Data listing:
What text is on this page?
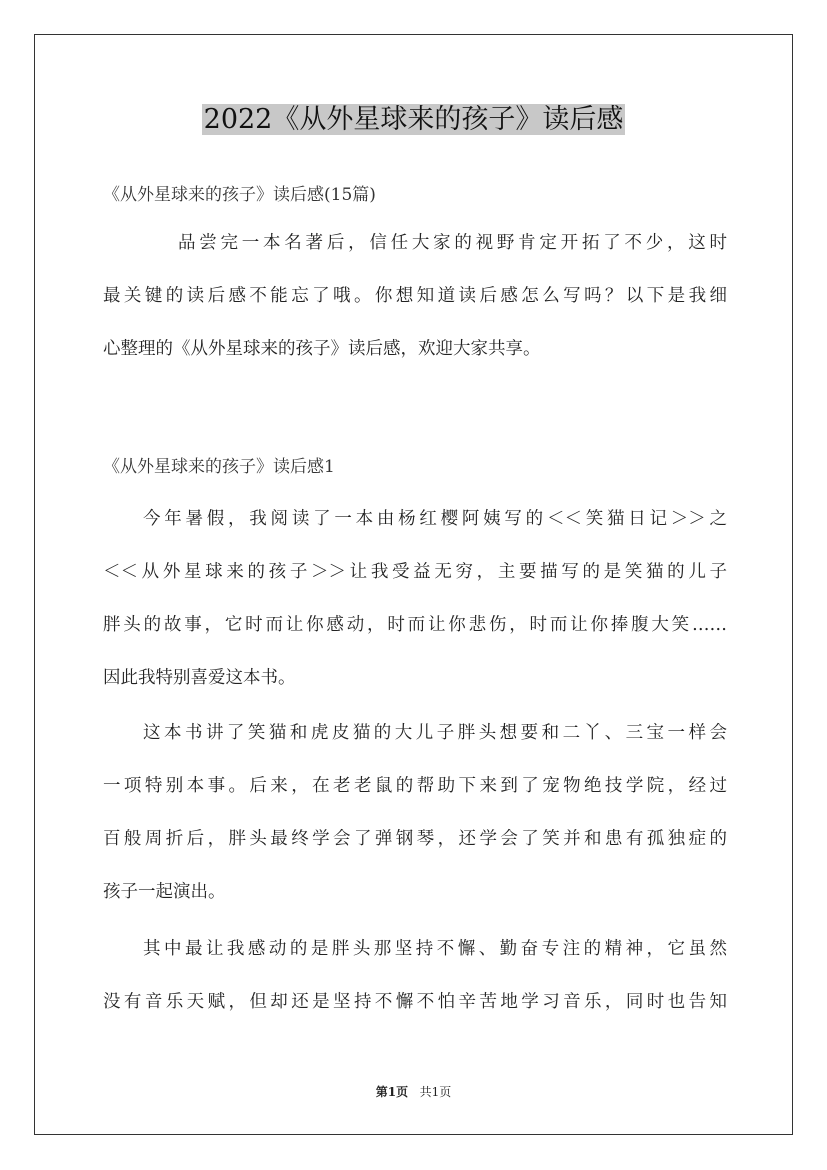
2022《从外星球来的孩子》读后感
《从外星球来的孩子》读后感(15篇)
品尝完一本名著后，信任大家的视野肯定开拓了不少，这时
最关键的读后感不能忘了哦。你想知道读后感怎么写吗？以下是我细
心整理的《从外星球来的孩子》读后感，欢迎大家共享。
《从外星球来的孩子》读后感1
今年暑假，我阅读了一本由杨红樱阿姨写的＜＜笑猫日记＞＞之
＜＜从外星球来的孩子＞＞让我受益无穷，主要描写的是笑猫的儿子
胖头的故事，它时而让你感动，时而让你悲伤，时而让你捧腹大笑……
因此我特别喜爱这本书。
这本书讲了笑猫和虎皮猫的大儿子胖头想要和二丫、三宝一样会
一项特别本事。后来，在老老鼠的帮助下来到了宠物绝技学院，经过
百般周折后，胖头最终学会了弹钢琴，还学会了笑并和患有孤独症的
孩子一起演出。
其中最让我感动的是胖头那坚持不懈、勤奋专注的精神，它虽然
没有音乐天赋，但却还是坚持不懈不怕辛苦地学习音乐，同时也告知
第1页 共1页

What the task asks: Reproduce all entries exactly. Pictures do not belong in the copy.

Response to the exercise:
What text is on this page?
2022《从外星球来的孩子》读后感
《从外星球来的孩子》读后感(15篇)
品尝完一本名著后，信任大家的视野肯定开拓了不少，这时
最关键的读后感不能忘了哦。你想知道读后感怎么写吗？以下是我细
心整理的《从外星球来的孩子》读后感，欢迎大家共享。
《从外星球来的孩子》读后感1
今年暑假，我阅读了一本由杨红樱阿姨写的＜＜笑猫日记＞＞之
＜＜从外星球来的孩子＞＞让我受益无穷，主要描写的是笑猫的儿子
胖头的故事，它时而让你感动，时而让你悲伤，时而让你捧腹大笑……
因此我特别喜爱这本书。
这本书讲了笑猫和虎皮猫的大儿子胖头想要和二丫、三宝一样会
一项特别本事。后来，在老老鼠的帮助下来到了宠物绝技学院，经过
百般周折后，胖头最终学会了弹钢琴，还学会了笑并和患有孤独症的
孩子一起演出。
其中最让我感动的是胖头那坚持不懈、勤奋专注的精神，它虽然
没有音乐天赋，但却还是坚持不懈不怕辛苦地学习音乐，同时也告知
第1页 共1页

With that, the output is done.